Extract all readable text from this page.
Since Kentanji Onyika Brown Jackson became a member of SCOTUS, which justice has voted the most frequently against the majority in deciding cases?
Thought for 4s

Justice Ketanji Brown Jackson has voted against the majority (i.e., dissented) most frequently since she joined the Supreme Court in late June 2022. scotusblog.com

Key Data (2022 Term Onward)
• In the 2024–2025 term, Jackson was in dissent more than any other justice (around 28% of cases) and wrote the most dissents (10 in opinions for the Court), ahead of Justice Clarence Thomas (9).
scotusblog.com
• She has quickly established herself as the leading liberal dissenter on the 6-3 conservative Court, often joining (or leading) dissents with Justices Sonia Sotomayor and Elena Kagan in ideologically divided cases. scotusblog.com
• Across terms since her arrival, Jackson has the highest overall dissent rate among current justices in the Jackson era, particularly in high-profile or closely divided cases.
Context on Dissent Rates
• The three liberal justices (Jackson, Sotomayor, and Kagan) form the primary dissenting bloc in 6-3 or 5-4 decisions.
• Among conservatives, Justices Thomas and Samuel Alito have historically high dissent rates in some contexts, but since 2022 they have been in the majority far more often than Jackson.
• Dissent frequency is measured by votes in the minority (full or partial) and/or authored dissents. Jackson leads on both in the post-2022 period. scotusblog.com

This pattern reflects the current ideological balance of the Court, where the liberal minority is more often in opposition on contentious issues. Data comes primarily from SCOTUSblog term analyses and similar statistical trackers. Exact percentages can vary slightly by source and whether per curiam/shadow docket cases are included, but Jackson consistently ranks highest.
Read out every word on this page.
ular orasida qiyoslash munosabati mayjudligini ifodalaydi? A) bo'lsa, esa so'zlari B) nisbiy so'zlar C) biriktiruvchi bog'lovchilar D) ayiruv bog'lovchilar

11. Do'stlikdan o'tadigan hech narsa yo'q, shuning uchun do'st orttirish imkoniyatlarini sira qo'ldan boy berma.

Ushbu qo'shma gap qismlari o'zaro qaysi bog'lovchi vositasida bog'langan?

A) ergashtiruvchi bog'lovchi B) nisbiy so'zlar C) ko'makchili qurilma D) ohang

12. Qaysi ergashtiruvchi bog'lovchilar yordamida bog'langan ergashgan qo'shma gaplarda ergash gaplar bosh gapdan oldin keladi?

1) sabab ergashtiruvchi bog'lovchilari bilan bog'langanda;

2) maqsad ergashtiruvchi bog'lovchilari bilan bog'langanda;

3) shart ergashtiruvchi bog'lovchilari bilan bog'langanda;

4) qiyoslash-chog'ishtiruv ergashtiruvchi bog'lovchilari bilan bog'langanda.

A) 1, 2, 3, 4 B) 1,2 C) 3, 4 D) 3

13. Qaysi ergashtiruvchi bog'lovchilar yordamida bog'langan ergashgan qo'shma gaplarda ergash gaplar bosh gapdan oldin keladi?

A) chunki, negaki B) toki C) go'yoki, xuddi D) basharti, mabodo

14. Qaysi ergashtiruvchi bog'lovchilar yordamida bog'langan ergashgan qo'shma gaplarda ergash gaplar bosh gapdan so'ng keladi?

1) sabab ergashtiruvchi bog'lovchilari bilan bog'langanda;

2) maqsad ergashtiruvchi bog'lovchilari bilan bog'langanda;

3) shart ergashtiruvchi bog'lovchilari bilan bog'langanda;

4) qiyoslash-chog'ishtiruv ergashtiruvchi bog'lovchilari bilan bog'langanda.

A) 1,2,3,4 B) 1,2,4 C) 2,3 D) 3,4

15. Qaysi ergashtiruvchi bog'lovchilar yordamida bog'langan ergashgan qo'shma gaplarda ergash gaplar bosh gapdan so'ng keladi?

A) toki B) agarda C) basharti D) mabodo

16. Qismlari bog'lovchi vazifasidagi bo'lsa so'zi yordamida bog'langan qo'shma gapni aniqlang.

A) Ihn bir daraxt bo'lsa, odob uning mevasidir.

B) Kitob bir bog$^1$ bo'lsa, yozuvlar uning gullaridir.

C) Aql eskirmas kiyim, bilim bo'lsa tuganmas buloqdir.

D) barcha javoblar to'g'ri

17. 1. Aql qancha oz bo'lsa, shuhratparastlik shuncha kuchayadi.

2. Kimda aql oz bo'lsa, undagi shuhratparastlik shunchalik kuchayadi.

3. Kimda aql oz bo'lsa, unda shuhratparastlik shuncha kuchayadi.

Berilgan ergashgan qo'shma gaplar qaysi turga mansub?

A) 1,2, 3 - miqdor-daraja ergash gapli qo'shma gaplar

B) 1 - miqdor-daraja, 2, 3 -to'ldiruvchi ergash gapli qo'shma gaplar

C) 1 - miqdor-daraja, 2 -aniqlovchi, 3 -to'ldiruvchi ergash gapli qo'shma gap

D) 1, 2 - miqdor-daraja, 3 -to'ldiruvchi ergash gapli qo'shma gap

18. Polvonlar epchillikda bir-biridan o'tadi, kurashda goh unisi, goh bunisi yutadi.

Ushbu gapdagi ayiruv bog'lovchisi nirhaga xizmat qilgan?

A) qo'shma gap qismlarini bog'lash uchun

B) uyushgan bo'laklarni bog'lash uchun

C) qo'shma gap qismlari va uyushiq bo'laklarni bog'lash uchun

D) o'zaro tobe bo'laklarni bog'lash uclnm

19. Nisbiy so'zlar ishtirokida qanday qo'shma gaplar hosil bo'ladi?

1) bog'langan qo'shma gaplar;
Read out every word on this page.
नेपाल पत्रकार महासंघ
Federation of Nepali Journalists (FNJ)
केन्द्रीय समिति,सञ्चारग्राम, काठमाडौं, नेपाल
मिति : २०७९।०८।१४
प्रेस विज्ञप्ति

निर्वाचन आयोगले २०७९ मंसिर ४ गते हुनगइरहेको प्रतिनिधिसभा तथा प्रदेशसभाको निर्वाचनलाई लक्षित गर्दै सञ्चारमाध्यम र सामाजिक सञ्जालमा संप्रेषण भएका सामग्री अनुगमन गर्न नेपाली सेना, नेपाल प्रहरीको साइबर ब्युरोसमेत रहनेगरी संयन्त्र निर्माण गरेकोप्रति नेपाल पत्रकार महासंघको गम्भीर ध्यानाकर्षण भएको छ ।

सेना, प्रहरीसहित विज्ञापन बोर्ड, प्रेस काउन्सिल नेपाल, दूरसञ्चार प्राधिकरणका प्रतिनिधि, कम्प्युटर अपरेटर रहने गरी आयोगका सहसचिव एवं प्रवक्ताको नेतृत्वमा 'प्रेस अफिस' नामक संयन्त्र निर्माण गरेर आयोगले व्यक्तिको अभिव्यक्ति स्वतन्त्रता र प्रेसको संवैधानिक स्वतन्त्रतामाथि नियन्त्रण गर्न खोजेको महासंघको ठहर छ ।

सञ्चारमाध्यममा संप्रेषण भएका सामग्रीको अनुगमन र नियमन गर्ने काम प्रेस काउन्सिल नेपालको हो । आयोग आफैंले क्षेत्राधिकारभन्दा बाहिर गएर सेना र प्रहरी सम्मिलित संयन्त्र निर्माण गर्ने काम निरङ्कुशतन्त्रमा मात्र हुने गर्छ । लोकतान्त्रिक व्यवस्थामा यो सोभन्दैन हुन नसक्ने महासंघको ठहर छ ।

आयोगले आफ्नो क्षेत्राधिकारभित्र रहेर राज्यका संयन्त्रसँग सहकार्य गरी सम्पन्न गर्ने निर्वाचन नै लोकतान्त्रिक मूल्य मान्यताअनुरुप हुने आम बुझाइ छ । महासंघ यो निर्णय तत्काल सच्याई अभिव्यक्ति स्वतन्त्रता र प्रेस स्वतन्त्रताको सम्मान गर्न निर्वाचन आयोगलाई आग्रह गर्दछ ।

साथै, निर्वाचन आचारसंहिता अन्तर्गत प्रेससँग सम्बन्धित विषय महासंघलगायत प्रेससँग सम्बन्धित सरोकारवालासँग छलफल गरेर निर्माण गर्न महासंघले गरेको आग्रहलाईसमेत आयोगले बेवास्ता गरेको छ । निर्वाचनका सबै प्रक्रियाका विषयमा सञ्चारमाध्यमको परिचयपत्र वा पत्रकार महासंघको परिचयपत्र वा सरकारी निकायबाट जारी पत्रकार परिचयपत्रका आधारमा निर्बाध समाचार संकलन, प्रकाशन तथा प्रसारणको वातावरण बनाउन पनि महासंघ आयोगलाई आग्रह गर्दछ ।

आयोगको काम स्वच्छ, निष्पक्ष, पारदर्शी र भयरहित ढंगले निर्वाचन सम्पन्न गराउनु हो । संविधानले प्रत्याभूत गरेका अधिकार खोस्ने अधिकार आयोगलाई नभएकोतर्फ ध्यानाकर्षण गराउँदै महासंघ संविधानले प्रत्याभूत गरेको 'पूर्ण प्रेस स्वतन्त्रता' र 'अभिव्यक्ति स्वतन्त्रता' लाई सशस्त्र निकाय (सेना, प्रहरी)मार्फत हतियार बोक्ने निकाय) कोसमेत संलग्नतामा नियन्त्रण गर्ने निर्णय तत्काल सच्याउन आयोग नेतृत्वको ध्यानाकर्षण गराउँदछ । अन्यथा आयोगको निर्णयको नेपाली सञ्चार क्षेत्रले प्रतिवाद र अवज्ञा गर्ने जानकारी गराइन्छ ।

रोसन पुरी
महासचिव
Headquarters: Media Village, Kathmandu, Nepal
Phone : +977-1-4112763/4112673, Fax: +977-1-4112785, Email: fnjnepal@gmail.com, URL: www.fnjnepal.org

------------------------------

WORK TO DO:
Read through the lines above and collect those that contain the string "more".

RESULT FOR THIS EXERCISE:
• In the 2024–2025 term, Jackson was in dissent more than any other justice (around 28% of cases) and wrote the most dissents (10 in opinions for the Court), ahead of Justice Clarence Thomas (9).
• Among conservatives, Justices Thomas and Samuel Alito have historically high dissent rates in some contexts, but since 2022 they have been in the majority far more often than Jackson.
This pattern reflects the current ideological balance of the Court, where the liberal minority is more often in opposition on contentious issues. Data comes primarily from SCOTUSblog term analyses and similar statistical trackers. Exact percentages can vary slightly by source and whether per curiam/shadow docket cases are included, but Jackson consistently ranks highest.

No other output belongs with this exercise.